_Work to be completed_. Read the material below. Count the lines containing "населением" and give that count alone.
** start **
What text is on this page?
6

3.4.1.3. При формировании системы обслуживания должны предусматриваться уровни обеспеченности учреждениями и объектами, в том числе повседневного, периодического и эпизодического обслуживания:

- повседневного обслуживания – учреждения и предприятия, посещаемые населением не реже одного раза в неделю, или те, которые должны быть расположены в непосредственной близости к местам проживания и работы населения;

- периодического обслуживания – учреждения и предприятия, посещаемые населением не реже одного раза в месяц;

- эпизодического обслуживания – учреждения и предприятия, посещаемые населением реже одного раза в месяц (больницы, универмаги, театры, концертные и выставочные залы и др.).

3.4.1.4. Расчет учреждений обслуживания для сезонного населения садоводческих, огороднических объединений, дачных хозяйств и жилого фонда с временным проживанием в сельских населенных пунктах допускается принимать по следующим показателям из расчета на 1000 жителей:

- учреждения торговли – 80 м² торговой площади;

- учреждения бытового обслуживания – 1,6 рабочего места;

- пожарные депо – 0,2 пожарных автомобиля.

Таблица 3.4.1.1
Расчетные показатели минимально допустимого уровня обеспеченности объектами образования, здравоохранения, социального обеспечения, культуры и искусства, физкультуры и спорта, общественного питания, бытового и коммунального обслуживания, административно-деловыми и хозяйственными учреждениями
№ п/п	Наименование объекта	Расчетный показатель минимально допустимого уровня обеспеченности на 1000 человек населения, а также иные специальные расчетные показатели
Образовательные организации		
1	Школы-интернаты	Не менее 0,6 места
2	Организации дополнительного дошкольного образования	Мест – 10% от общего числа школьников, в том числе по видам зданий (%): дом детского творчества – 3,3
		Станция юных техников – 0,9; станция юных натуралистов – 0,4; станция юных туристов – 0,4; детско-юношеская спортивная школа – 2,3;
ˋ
** end **
_Output below_. 3